=== JOB ===
Copy out each line that includes the word "through".

- - - -

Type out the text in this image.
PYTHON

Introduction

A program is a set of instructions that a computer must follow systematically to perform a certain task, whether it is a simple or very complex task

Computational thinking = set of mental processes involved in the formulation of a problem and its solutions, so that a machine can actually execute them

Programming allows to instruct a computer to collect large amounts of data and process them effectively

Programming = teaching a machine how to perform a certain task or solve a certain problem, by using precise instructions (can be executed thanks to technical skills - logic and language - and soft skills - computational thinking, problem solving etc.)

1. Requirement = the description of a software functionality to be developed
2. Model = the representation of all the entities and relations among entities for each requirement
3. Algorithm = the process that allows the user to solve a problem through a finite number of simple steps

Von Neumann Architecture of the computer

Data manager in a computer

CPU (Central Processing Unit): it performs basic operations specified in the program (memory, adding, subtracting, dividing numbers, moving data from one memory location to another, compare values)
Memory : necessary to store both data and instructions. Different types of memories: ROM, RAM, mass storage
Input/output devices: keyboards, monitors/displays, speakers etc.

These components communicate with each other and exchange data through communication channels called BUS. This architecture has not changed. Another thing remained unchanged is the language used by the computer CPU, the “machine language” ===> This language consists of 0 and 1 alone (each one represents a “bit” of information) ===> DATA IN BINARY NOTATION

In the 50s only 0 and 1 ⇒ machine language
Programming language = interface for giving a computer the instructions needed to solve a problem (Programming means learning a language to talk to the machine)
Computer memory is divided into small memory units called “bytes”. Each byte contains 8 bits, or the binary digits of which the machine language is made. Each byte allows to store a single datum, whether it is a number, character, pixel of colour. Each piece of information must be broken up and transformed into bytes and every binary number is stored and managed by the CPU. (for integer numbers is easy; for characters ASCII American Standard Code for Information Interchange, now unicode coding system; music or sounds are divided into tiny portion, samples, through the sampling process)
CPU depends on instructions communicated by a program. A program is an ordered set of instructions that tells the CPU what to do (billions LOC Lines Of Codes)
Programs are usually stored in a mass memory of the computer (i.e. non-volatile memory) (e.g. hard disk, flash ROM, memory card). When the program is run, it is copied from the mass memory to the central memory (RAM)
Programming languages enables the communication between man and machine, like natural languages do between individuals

- - - -

=== REPLY TO THE TASK ===
3. Algorithm = the process that allows the user to solve a problem through a finite number of simple steps
These components communicate with each other and exchange data through communication channels called BUS. This architecture has not changed. Another thing remained unchanged is the language used by the computer CPU, the “machine language” ===> This language consists of 0 and 1 alone (each one represents a “bit” of information) ===> DATA IN BINARY NOTATION
Computer memory is divided into small memory units called “bytes”. Each byte contains 8 bits, or the binary digits of which the machine language is made. Each byte allows to store a single datum, whether it is a number, character, pixel of colour. Each piece of information must be broken up and transformed into bytes and every binary number is stored and managed by the CPU. (for integer numbers is easy; for characters ASCII American Standard Code for Information Interchange, now unicode coding system; music or sounds are divided into tiny portion, samples, through the sampling process)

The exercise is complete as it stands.